====== Data excerpts

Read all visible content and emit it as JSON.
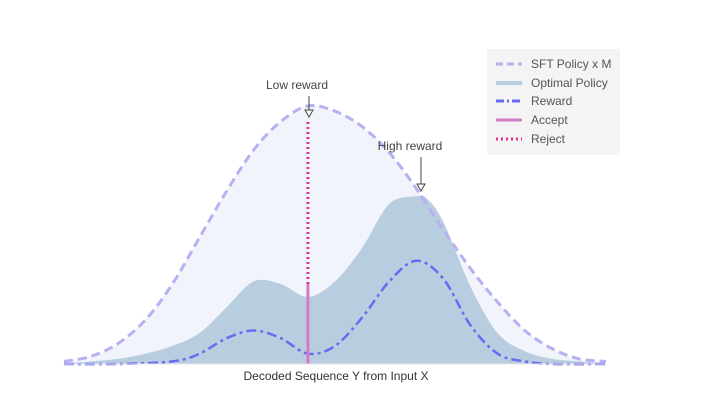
{
  "chart_data": {
    "type": "area",
    "title": "",
    "xlabel": "Decoded Sequence Y from Input X",
    "ylabel": "",
    "xlim": [
      0,
      1
    ],
    "ylim": [
      0,
      1
    ],
    "grid": false,
    "legend_position": "top-right",
    "series": [
      {
        "name": "SFT Policy x M",
        "style": "dashed",
        "color": "#b7b1f2",
        "fill": "#f2f4fb",
        "x": [
          0,
          0.05,
          0.1,
          0.15,
          0.2,
          0.25,
          0.3,
          0.35,
          0.4,
          0.45,
          0.5,
          0.55,
          0.6,
          0.65,
          0.7,
          0.75,
          0.8,
          0.85,
          0.9,
          0.95,
          1
        ],
        "values": [
          0.01,
          0.03,
          0.08,
          0.17,
          0.31,
          0.49,
          0.67,
          0.83,
          0.94,
          1.0,
          0.98,
          0.92,
          0.82,
          0.68,
          0.52,
          0.37,
          0.24,
          0.13,
          0.06,
          0.02,
          0.01
        ]
      },
      {
        "name": "Optimal Policy",
        "style": "area",
        "color": "#b8cde0",
        "fill": "#b8cde0",
        "x": [
          0,
          0.05,
          0.1,
          0.15,
          0.2,
          0.25,
          0.3,
          0.35,
          0.4,
          0.45,
          0.5,
          0.55,
          0.6,
          0.65,
          0.67,
          0.7,
          0.75,
          0.8,
          0.85,
          0.9,
          0.95,
          1
        ],
        "values": [
          0.0,
          0.01,
          0.02,
          0.04,
          0.07,
          0.12,
          0.22,
          0.32,
          0.31,
          0.26,
          0.32,
          0.45,
          0.62,
          0.65,
          0.64,
          0.55,
          0.3,
          0.12,
          0.05,
          0.02,
          0.01,
          0.0
        ]
      },
      {
        "name": "Reward",
        "style": "dashdot",
        "color": "#6a6af0",
        "x": [
          0,
          0.1,
          0.2,
          0.25,
          0.3,
          0.35,
          0.4,
          0.45,
          0.5,
          0.55,
          0.6,
          0.65,
          0.7,
          0.75,
          0.8,
          0.85,
          0.9,
          1
        ],
        "values": [
          0.0,
          0.0,
          0.01,
          0.04,
          0.1,
          0.13,
          0.1,
          0.04,
          0.07,
          0.18,
          0.32,
          0.4,
          0.33,
          0.15,
          0.04,
          0.01,
          0.0,
          0.0
        ]
      },
      {
        "name": "Accept",
        "style": "solid",
        "color": "#d47ac8",
        "x": [
          0.45,
          0.45
        ],
        "values": [
          0.0,
          0.31
        ]
      },
      {
        "name": "Reject",
        "style": "dotted",
        "color": "#e0308f",
        "x": [
          0.45,
          0.45
        ],
        "values": [
          0.31,
          0.95
        ]
      }
    ],
    "annotations": [
      {
        "text": "Low reward",
        "x": 0.45,
        "y": 0.95
      },
      {
        "text": "High reward",
        "x": 0.66,
        "y": 0.64
      }
    ]
  }
}
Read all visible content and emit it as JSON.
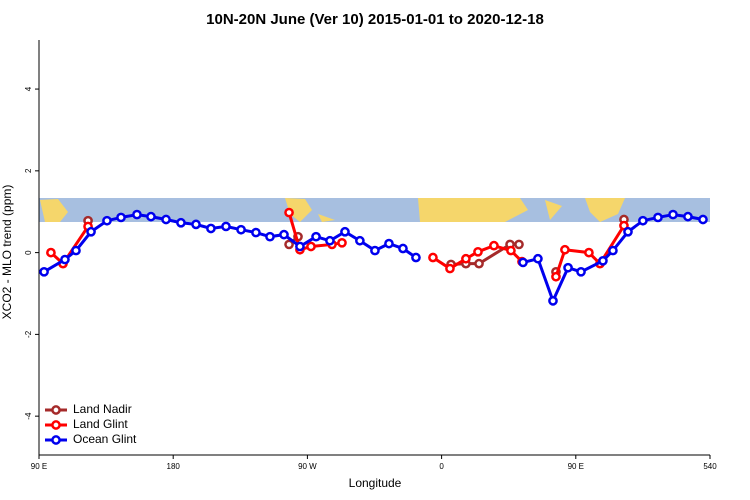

============

- [Written exercise] Copy down every line of the entries containing the word "color".

- [Response]
        "color": "#b7b1f2",
        "color": "#b8cde0",
        "color": "#6a6af0",
        "color": "#d47ac8",
        "color": "#e0308f",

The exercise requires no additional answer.